::: Information shown
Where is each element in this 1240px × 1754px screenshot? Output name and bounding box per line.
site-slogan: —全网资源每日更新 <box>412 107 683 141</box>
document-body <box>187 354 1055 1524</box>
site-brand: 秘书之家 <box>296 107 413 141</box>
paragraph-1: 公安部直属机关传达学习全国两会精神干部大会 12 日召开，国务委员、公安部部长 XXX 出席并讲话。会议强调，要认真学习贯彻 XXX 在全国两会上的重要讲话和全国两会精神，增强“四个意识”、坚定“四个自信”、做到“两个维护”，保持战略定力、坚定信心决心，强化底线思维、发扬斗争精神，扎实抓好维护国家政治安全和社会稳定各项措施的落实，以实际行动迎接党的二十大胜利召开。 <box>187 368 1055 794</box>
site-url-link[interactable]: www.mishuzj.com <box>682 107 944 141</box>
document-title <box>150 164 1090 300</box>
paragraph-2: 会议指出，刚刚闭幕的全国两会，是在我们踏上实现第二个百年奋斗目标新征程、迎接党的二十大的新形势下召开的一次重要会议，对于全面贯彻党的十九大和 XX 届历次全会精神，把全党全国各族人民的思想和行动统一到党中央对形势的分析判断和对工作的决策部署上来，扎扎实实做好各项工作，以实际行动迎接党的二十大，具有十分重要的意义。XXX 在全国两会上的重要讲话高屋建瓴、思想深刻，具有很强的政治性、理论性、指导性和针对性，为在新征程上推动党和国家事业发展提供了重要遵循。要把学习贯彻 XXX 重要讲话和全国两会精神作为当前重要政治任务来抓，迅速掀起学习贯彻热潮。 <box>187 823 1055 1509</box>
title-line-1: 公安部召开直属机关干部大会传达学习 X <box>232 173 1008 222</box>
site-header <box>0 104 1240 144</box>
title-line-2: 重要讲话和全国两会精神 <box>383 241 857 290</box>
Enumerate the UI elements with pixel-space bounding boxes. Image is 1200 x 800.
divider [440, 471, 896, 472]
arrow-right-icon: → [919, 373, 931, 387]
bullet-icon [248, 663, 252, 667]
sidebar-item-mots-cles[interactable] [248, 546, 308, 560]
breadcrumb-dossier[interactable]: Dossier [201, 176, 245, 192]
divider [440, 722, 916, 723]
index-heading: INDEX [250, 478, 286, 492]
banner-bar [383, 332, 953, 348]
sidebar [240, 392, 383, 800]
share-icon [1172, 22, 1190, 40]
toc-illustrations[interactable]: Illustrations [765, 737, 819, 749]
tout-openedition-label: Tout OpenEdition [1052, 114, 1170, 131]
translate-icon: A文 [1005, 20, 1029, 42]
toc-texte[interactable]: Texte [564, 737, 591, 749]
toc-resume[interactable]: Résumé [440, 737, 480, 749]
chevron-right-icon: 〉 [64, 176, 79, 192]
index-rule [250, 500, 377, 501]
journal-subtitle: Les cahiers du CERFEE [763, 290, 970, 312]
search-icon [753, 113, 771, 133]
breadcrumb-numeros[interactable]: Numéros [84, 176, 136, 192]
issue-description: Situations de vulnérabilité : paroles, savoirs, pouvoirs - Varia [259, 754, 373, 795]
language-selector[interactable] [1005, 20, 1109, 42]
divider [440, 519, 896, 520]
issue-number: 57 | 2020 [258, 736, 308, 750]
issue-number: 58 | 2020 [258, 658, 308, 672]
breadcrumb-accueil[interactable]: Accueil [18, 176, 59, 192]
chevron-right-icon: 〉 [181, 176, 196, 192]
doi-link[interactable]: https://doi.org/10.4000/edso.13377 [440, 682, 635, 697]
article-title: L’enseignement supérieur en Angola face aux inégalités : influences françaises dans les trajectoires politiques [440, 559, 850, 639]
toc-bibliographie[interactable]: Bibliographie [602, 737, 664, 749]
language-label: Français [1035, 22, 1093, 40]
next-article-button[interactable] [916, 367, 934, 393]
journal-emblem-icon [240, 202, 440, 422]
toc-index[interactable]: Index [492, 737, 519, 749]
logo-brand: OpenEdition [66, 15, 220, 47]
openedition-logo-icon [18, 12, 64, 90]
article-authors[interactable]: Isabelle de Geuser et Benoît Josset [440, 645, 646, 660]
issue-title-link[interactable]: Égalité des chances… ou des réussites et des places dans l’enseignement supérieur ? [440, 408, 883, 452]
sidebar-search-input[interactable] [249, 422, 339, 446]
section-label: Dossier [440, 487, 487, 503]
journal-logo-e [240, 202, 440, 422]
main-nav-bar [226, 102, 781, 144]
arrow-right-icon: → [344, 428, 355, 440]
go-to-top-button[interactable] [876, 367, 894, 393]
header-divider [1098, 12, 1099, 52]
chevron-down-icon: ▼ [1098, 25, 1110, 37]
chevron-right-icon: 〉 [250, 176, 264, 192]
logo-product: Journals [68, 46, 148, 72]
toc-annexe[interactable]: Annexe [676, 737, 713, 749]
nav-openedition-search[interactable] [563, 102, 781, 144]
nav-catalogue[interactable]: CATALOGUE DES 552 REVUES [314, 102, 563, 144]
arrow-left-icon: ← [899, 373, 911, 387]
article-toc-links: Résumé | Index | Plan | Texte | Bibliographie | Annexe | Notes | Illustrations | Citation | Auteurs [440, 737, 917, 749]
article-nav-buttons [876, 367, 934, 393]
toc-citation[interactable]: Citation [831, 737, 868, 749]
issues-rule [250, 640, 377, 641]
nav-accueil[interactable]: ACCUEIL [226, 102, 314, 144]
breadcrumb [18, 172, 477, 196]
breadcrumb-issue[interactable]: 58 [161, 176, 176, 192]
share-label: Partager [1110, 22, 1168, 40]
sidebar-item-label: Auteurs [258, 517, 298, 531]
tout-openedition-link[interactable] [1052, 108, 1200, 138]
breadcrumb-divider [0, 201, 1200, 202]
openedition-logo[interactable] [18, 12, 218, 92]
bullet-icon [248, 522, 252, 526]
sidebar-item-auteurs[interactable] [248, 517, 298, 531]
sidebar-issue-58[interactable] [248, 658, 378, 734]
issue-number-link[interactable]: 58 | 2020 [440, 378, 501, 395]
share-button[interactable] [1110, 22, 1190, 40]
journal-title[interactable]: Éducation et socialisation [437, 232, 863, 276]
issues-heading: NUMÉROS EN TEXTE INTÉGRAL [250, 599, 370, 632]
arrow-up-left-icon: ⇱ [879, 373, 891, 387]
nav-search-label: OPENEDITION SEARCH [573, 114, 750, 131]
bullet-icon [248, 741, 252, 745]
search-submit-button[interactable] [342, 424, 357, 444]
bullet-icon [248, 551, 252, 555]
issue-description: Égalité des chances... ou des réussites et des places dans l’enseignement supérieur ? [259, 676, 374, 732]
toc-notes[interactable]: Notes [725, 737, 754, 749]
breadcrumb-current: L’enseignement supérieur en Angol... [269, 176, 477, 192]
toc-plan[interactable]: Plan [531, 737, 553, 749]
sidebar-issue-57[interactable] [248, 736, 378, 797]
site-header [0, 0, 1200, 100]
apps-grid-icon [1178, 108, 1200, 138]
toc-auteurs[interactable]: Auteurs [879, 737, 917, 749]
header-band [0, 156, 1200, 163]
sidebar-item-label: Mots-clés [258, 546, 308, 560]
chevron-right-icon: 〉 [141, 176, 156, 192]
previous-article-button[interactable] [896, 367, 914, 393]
::::::
• _Short problem_
Pull out every line from the entries above that contains the string "divider", and keep each one unchanged.

• _Complete output_
divider [440, 471, 896, 472]
divider [440, 722, 916, 723]
divider [440, 519, 896, 520]
header-divider [1098, 12, 1099, 52]
breadcrumb-divider [0, 201, 1200, 202]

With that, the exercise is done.